Transcribe every line of the listing below without any deviation.

--- BEGIN Dataset rows ---

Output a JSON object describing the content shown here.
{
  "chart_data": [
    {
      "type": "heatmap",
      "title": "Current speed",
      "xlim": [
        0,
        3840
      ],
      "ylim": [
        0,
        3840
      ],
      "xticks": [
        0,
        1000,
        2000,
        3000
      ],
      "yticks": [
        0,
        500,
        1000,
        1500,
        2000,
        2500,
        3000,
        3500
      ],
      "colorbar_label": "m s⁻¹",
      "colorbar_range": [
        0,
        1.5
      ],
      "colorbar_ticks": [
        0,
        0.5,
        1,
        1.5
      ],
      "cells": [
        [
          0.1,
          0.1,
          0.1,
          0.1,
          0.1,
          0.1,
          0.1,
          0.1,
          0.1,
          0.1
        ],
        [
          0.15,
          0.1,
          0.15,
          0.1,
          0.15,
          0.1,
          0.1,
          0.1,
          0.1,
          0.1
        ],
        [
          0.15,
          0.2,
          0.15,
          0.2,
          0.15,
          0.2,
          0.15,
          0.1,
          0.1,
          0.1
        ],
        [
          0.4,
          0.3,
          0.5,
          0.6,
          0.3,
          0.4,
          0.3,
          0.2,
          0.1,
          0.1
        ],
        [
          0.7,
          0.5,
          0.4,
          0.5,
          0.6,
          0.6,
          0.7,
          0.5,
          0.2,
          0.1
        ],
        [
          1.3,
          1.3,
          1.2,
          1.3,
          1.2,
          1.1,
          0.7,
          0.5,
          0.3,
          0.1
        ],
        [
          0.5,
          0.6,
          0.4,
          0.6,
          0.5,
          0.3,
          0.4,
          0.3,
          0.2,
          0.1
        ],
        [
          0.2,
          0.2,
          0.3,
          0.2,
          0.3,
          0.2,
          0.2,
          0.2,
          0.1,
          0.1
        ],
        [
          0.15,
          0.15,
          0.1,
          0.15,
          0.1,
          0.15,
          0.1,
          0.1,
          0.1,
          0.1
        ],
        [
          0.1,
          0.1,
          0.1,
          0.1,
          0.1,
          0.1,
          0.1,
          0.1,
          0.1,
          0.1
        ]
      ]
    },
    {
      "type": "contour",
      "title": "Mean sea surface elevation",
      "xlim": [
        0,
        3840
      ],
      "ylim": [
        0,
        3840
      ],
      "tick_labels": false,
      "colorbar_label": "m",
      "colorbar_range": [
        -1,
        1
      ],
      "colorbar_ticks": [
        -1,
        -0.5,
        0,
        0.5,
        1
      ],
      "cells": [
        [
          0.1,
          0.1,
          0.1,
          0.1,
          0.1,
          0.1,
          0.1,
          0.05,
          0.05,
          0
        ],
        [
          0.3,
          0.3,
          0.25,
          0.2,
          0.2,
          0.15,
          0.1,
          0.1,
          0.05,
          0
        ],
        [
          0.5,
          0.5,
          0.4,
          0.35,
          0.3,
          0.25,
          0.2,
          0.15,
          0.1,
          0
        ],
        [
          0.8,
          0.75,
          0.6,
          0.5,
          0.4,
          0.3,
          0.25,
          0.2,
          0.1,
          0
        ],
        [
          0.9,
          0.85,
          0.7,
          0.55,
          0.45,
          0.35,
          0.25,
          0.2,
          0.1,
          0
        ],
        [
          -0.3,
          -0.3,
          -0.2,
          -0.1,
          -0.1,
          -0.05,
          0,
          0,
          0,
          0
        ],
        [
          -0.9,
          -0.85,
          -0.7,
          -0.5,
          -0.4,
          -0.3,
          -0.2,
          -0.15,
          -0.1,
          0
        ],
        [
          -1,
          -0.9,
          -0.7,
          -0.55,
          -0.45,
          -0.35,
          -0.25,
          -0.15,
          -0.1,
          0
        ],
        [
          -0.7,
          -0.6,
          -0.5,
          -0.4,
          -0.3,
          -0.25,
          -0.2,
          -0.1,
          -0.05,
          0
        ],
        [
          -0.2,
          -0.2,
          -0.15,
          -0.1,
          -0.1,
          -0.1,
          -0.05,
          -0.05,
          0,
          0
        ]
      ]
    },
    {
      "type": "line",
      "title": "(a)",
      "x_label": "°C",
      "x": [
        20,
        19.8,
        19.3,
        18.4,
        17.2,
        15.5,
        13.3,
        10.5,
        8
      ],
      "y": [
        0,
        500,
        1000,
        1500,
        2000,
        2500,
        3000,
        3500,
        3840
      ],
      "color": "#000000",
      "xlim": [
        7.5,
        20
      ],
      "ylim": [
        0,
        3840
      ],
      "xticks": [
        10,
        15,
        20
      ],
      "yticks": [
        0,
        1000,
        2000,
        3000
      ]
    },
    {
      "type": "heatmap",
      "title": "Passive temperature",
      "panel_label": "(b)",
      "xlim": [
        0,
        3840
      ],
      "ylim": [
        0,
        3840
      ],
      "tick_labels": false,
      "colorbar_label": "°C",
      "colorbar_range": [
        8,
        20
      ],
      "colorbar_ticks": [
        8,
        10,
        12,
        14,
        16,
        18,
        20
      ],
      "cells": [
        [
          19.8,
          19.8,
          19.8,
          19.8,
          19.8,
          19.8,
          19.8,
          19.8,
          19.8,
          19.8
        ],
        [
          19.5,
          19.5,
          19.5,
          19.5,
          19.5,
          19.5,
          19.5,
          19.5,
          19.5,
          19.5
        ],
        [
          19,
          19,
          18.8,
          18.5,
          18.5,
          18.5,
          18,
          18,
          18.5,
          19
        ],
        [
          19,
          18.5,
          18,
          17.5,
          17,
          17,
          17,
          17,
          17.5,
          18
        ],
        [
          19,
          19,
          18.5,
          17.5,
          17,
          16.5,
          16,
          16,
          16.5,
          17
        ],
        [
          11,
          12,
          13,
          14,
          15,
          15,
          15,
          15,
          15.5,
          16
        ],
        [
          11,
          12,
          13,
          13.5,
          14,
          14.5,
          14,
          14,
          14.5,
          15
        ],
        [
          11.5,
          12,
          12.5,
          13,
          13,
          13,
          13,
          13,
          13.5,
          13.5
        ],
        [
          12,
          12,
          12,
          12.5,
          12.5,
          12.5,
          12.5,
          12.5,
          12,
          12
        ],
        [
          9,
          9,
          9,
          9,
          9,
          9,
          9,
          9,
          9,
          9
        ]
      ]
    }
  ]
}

--- END Dataset rows ---

- _Answer to the problem_
Output a JSON object describing the content shown here.
{
  "chart_data": [
    {
      "type": "heatmap",
      "title": "Current speed",
      "xlim": [
        0,
        3840
      ],
      "ylim": [
        0,
        3840
      ],
      "xticks": [
        0,
        1000,
        2000,
        3000
      ],
      "yticks": [
        0,
        500,
        1000,
        1500,
        2000,
        2500,
        3000,
        3500
      ],
      "colorbar_label": "m s⁻¹",
      "colorbar_range": [
        0,
        1.5
      ],
      "colorbar_ticks": [
        0,
        0.5,
        1,
        1.5
      ],
      "cells": [
        [
          0.1,
          0.1,
          0.1,
          0.1,
          0.1,
          0.1,
          0.1,
          0.1,
          0.1,
          0.1
        ],
        [
          0.15,
          0.1,
          0.15,
          0.1,
          0.15,
          0.1,
          0.1,
          0.1,
          0.1,
          0.1
        ],
        [
          0.15,
          0.2,
          0.15,
          0.2,
          0.15,
          0.2,
          0.15,
          0.1,
          0.1,
          0.1
        ],
        [
          0.4,
          0.3,
          0.5,
          0.6,
          0.3,
          0.4,
          0.3,
          0.2,
          0.1,
          0.1
        ],
        [
          0.7,
          0.5,
          0.4,
          0.5,
          0.6,
          0.6,
          0.7,
          0.5,
          0.2,
          0.1
        ],
        [
          1.3,
          1.3,
          1.2,
          1.3,
          1.2,
          1.1,
          0.7,
          0.5,
          0.3,
          0.1
        ],
        [
          0.5,
          0.6,
          0.4,
          0.6,
          0.5,
          0.3,
          0.4,
          0.3,
          0.2,
          0.1
        ],
        [
          0.2,
          0.2,
          0.3,
          0.2,
          0.3,
          0.2,
          0.2,
          0.2,
          0.1,
          0.1
        ],
        [
          0.15,
          0.15,
          0.1,
          0.15,
          0.1,
          0.15,
          0.1,
          0.1,
          0.1,
          0.1
        ],
        [
          0.1,
          0.1,
          0.1,
          0.1,
          0.1,
          0.1,
          0.1,
          0.1,
          0.1,
          0.1
        ]
      ]
    },
    {
      "type": "contour",
      "title": "Mean sea surface elevation",
      "xlim": [
        0,
        3840
      ],
      "ylim": [
        0,
        3840
      ],
      "tick_labels": false,
      "colorbar_label": "m",
      "colorbar_range": [
        -1,
        1
      ],
      "colorbar_ticks": [
        -1,
        -0.5,
        0,
        0.5,
        1
      ],
      "cells": [
        [
          0.1,
          0.1,
          0.1,
          0.1,
          0.1,
          0.1,
          0.1,
          0.05,
          0.05,
          0
        ],
        [
          0.3,
          0.3,
          0.25,
          0.2,
          0.2,
          0.15,
          0.1,
          0.1,
          0.05,
          0
        ],
        [
          0.5,
          0.5,
          0.4,
          0.35,
          0.3,
          0.25,
          0.2,
          0.15,
          0.1,
          0
        ],
        [
          0.8,
          0.75,
          0.6,
          0.5,
          0.4,
          0.3,
          0.25,
          0.2,
          0.1,
          0
        ],
        [
          0.9,
          0.85,
          0.7,
          0.55,
          0.45,
          0.35,
          0.25,
          0.2,
          0.1,
          0
        ],
        [
          -0.3,
          -0.3,
          -0.2,
          -0.1,
          -0.1,
          -0.05,
          0,
          0,
          0,
          0
        ],
        [
          -0.9,
          -0.85,
          -0.7,
          -0.5,
          -0.4,
          -0.3,
          -0.2,
          -0.15,
          -0.1,
          0
        ],
        [
          -1,
          -0.9,
          -0.7,
          -0.55,
          -0.45,
          -0.35,
          -0.25,
          -0.15,
          -0.1,
          0
        ],
        [
          -0.7,
          -0.6,
          -0.5,
          -0.4,
          -0.3,
          -0.25,
          -0.2,
          -0.1,
          -0.05,
          0
        ],
        [
          -0.2,
          -0.2,
          -0.15,
          -0.1,
          -0.1,
          -0.1,
          -0.05,
          -0.05,
          0,
          0
        ]
      ]
    },
    {
      "type": "line",
      "title": "(a)",
      "x_label": "°C",
      "x": [
        20,
        19.8,
        19.3,
        18.4,
        17.2,
        15.5,
        13.3,
        10.5,
        8
      ],
      "y": [
        0,
        500,
        1000,
        1500,
        2000,
        2500,
        3000,
        3500,
        3840
      ],
      "color": "#000000",
      "xlim": [
        7.5,
        20
      ],
      "ylim": [
        0,
        3840
      ],
      "xticks": [
        10,
        15,
        20
      ],
      "yticks": [
        0,
        1000,
        2000,
        3000
      ]
    },
    {
      "type": "heatmap",
      "title": "Passive temperature",
      "panel_label": "(b)",
      "xlim": [
        0,
        3840
      ],
      "ylim": [
        0,
        3840
      ],
      "tick_labels": false,
      "colorbar_label": "°C",
      "colorbar_range": [
        8,
        20
      ],
      "colorbar_ticks": [
        8,
        10,
        12,
        14,
        16,
        18,
        20
      ],
      "cells": [
        [
          19.8,
          19.8,
          19.8,
          19.8,
          19.8,
          19.8,
          19.8,
          19.8,
          19.8,
          19.8
        ],
        [
          19.5,
          19.5,
          19.5,
          19.5,
          19.5,
          19.5,
          19.5,
          19.5,
          19.5,
          19.5
        ],
        [
          19,
          19,
          18.8,
          18.5,
          18.5,
          18.5,
          18,
          18,
          18.5,
          19
        ],
        [
          19,
          18.5,
          18,
          17.5,
          17,
          17,
          17,
          17,
          17.5,
          18
        ],
        [
          19,
          19,
          18.5,
          17.5,
          17,
          16.5,
          16,
          16,
          16.5,
          17
        ],
        [
          11,
          12,
          13,
          14,
          15,
          15,
          15,
          15,
          15.5,
          16
        ],
        [
          11,
          12,
          13,
          13.5,
          14,
          14.5,
          14,
          14,
          14.5,
          15
        ],
        [
          11.5,
          12,
          12.5,
          13,
          13,
          13,
          13,
          13,
          13.5,
          13.5
        ],
        [
          12,
          12,
          12,
          12.5,
          12.5,
          12.5,
          12.5,
          12.5,
          12,
          12
        ],
        [
          9,
          9,
          9,
          9,
          9,
          9,
          9,
          9,
          9,
          9
        ]
      ]
    }
  ]
}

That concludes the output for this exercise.